Stated task: Filter the records for lines holding the string "OOEH".

*****

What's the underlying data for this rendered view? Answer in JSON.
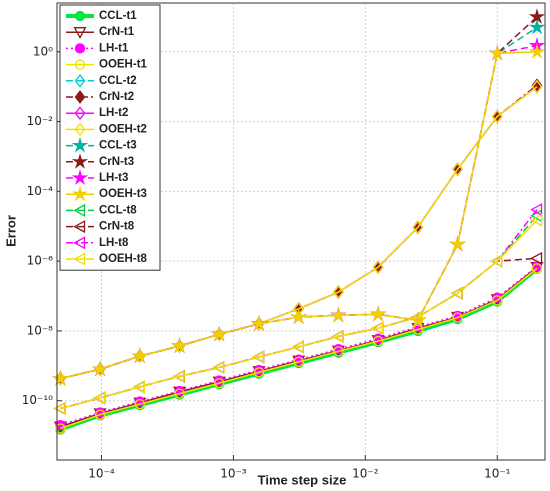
{
  "chart_data": {
    "type": "line",
    "xlabel": "Time step size",
    "ylabel": "Error",
    "xscale": "log",
    "yscale": "log",
    "grid": true,
    "legend": "upper left",
    "xlim": [
      4.6e-05,
      0.23
    ],
    "ylim": [
      2e-12,
      25
    ],
    "xticks": [
      {
        "value": 0.0001,
        "label": "10⁻⁴"
      },
      {
        "value": 0.001,
        "label": "10⁻³"
      },
      {
        "value": 0.01,
        "label": "10⁻²"
      },
      {
        "value": 0.1,
        "label": "10⁻¹"
      }
    ],
    "yticks": [
      {
        "value": 1e-10,
        "label": "10⁻¹⁰"
      },
      {
        "value": 1e-08,
        "label": "10⁻⁸"
      },
      {
        "value": 1e-06,
        "label": "10⁻⁶"
      },
      {
        "value": 0.0001,
        "label": "10⁻⁴"
      },
      {
        "value": 0.01,
        "label": "10⁻²"
      },
      {
        "value": 1,
        "label": "10⁰"
      }
    ],
    "x": [
      4.8828125e-05,
      9.765625e-05,
      0.0001953125,
      0.000390625,
      0.00078125,
      0.0015625,
      0.003125,
      0.00625,
      0.0125,
      0.025,
      0.05,
      0.1,
      0.2
    ],
    "series": [
      {
        "name": "CCL-t1",
        "color": "#00e640",
        "marker": "circle",
        "dash": "solid",
        "filled": true,
        "width": 4,
        "values": [
          1.5e-11,
          3.8e-11,
          7.5e-11,
          1.5e-10,
          3e-10,
          6e-10,
          1.2e-09,
          2.4e-09,
          4.8e-09,
          1e-08,
          2.2e-08,
          7e-08,
          6e-07
        ]
      },
      {
        "name": "CrN-t1",
        "color": "#8b1a1a",
        "marker": "triangle-down",
        "dash": "solid",
        "filled": false,
        "width": 1.5,
        "values": [
          1.8e-11,
          4.3e-11,
          8.7e-11,
          1.8e-10,
          3.5e-10,
          7e-10,
          1.4e-09,
          2.7e-09,
          5.4e-09,
          1.2e-08,
          2.5e-08,
          8e-08,
          6.7e-07
        ]
      },
      {
        "name": "LH-t1",
        "color": "#ff00ff",
        "marker": "circle",
        "dash": "dotted",
        "filled": true,
        "width": 1.5,
        "values": [
          2e-11,
          4.6e-11,
          9.5e-11,
          1.9e-10,
          3.8e-10,
          7.6e-10,
          1.5e-09,
          3e-09,
          6e-09,
          1.3e-08,
          2.7e-08,
          9e-08,
          7e-07
        ]
      },
      {
        "name": "OOEH-t1",
        "color": "#f0e000",
        "marker": "circle",
        "dash": "solid",
        "filled": false,
        "width": 1.5,
        "values": [
          1.6e-11,
          4e-11,
          8e-11,
          1.6e-10,
          3.2e-10,
          6.5e-10,
          1.3e-09,
          2.6e-09,
          5.1e-09,
          1.1e-08,
          2.4e-08,
          7.5e-08,
          6.2e-07
        ]
      },
      {
        "name": "CCL-t2",
        "color": "#00cccc",
        "marker": "diamond",
        "dash": "dashed",
        "filled": false,
        "width": 1.5,
        "values": [
          4.3e-10,
          8e-10,
          1.9e-09,
          3.7e-09,
          8e-09,
          1.6e-08,
          4.3e-08,
          1.3e-07,
          6.7e-07,
          9.3e-06,
          0.00043,
          0.014,
          0.1
        ]
      },
      {
        "name": "CrN-t2",
        "color": "#8b1a1a",
        "marker": "diamond",
        "dash": "dashdot",
        "filled": true,
        "width": 1.5,
        "values": [
          4.3e-10,
          8e-10,
          1.9e-09,
          3.7e-09,
          8e-09,
          1.6e-08,
          4.3e-08,
          1.3e-07,
          6.7e-07,
          9.3e-06,
          0.00043,
          0.014,
          0.11
        ]
      },
      {
        "name": "LH-t2",
        "color": "#ff00ff",
        "marker": "diamond",
        "dash": "solid",
        "filled": false,
        "width": 1.5,
        "values": [
          4.3e-10,
          8e-10,
          1.9e-09,
          3.7e-09,
          8e-09,
          1.6e-08,
          4.3e-08,
          1.3e-07,
          6.7e-07,
          9.3e-06,
          0.00043,
          0.014,
          0.1
        ]
      },
      {
        "name": "OOEH-t2",
        "color": "#f0e000",
        "marker": "diamond",
        "dash": "solid",
        "filled": false,
        "width": 1.5,
        "values": [
          4.3e-10,
          8e-10,
          1.9e-09,
          3.7e-09,
          8e-09,
          1.6e-08,
          4.3e-08,
          1.3e-07,
          6.7e-07,
          9.3e-06,
          0.00043,
          0.014,
          0.1
        ]
      },
      {
        "name": "CCL-t3",
        "color": "#00b3a0",
        "marker": "star",
        "dash": "dashed",
        "filled": true,
        "width": 1.5,
        "values": [
          4.3e-10,
          8e-10,
          1.9e-09,
          3.7e-09,
          8e-09,
          1.6e-08,
          2.5e-08,
          2.8e-08,
          3e-08,
          2e-08,
          3e-06,
          0.9,
          5
        ]
      },
      {
        "name": "CrN-t3",
        "color": "#8b1a1a",
        "marker": "star",
        "dash": "dashed",
        "filled": true,
        "width": 1.5,
        "values": [
          4.3e-10,
          8e-10,
          1.9e-09,
          3.7e-09,
          8e-09,
          1.6e-08,
          2.5e-08,
          2.8e-08,
          3e-08,
          2e-08,
          3e-06,
          0.9,
          10
        ]
      },
      {
        "name": "LH-t3",
        "color": "#ff00ff",
        "marker": "star",
        "dash": "dashed",
        "filled": true,
        "width": 1.5,
        "values": [
          4.3e-10,
          8e-10,
          1.9e-09,
          3.7e-09,
          8e-09,
          1.6e-08,
          2.5e-08,
          2.8e-08,
          3e-08,
          2e-08,
          3e-06,
          0.9,
          1.5
        ]
      },
      {
        "name": "OOEH-t3",
        "color": "#f0d000",
        "marker": "star",
        "dash": "solid",
        "filled": true,
        "width": 1.5,
        "values": [
          4.3e-10,
          8e-10,
          1.9e-09,
          3.7e-09,
          8e-09,
          1.6e-08,
          2.5e-08,
          2.8e-08,
          3e-08,
          2e-08,
          3e-06,
          0.9,
          1
        ]
      },
      {
        "name": "CCL-t8",
        "color": "#00cc44",
        "marker": "triangle-left",
        "dash": "dashed",
        "filled": false,
        "width": 1.5,
        "values": [
          6e-11,
          1.2e-10,
          2.5e-10,
          5e-10,
          9e-10,
          1.8e-09,
          3.5e-09,
          7e-09,
          1.2e-08,
          2.5e-08,
          1.2e-07,
          1e-06,
          2e-05
        ]
      },
      {
        "name": "CrN-t8",
        "color": "#8b1a1a",
        "marker": "triangle-left",
        "dash": "dashed",
        "filled": false,
        "width": 1.5,
        "values": [
          6e-11,
          1.2e-10,
          2.5e-10,
          5e-10,
          9e-10,
          1.8e-09,
          3.5e-09,
          7e-09,
          1.2e-08,
          2.5e-08,
          1.2e-07,
          1e-06,
          1.2e-06
        ]
      },
      {
        "name": "LH-t8",
        "color": "#ff00ff",
        "marker": "triangle-left",
        "dash": "dashdot",
        "filled": false,
        "width": 1.5,
        "values": [
          6e-11,
          1.2e-10,
          2.5e-10,
          5e-10,
          9e-10,
          1.8e-09,
          3.5e-09,
          7e-09,
          1.2e-08,
          2.5e-08,
          1.2e-07,
          1e-06,
          3e-05
        ]
      },
      {
        "name": "OOEH-t8",
        "color": "#f0e000",
        "marker": "triangle-left",
        "dash": "solid",
        "filled": false,
        "width": 1.5,
        "values": [
          6e-11,
          1.2e-10,
          2.5e-10,
          5e-10,
          9e-10,
          1.8e-09,
          3.5e-09,
          7e-09,
          1.2e-08,
          2.5e-08,
          1.2e-07,
          1e-06,
          1.5e-05
        ]
      }
    ]
  }
}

*****

Answer below:
        "name": "OOEH-t1",
        "name": "OOEH-t2",
        "name": "OOEH-t3",
        "name": "OOEH-t8",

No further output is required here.